> [BRIEF]: Your task is to gather the lines below that hold the string "share".

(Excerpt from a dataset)
******************************

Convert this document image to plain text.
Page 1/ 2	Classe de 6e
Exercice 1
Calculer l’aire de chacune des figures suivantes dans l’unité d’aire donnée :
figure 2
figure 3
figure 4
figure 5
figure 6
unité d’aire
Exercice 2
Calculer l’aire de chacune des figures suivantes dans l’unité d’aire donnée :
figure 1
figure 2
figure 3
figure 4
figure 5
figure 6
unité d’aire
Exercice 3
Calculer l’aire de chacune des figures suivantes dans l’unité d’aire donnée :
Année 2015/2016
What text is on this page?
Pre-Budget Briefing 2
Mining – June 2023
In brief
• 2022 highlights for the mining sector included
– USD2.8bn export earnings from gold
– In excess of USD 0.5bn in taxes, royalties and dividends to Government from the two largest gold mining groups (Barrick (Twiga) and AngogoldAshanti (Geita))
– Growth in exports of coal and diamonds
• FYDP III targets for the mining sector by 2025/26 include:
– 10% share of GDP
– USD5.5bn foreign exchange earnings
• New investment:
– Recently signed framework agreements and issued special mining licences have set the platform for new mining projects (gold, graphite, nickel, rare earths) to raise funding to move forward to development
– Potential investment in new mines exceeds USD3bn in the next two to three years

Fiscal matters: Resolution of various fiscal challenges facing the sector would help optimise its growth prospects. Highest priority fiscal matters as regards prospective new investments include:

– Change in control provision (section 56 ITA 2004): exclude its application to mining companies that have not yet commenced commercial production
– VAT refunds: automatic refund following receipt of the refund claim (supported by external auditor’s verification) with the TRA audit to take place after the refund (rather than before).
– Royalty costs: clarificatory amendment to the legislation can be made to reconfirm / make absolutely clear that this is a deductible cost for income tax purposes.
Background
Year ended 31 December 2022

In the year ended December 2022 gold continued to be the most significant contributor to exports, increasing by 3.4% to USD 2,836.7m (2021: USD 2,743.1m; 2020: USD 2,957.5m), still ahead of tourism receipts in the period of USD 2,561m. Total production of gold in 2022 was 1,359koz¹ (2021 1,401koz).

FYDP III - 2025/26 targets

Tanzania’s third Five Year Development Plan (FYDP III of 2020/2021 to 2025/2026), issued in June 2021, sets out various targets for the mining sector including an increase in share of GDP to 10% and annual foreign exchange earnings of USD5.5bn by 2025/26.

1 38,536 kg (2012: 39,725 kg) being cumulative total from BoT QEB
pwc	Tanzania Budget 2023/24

******************************

> [ANSWER FOR THE TASK]:
– 10% share of GDP
Tanzania’s third Five Year Development Plan (FYDP III of 2020/2021 to 2025/2026), issued in June 2021, sets out various targets for the mining sector including an increase in share of GDP to 10% and annual foreign exchange earnings of USD5.5bn by 2025/26.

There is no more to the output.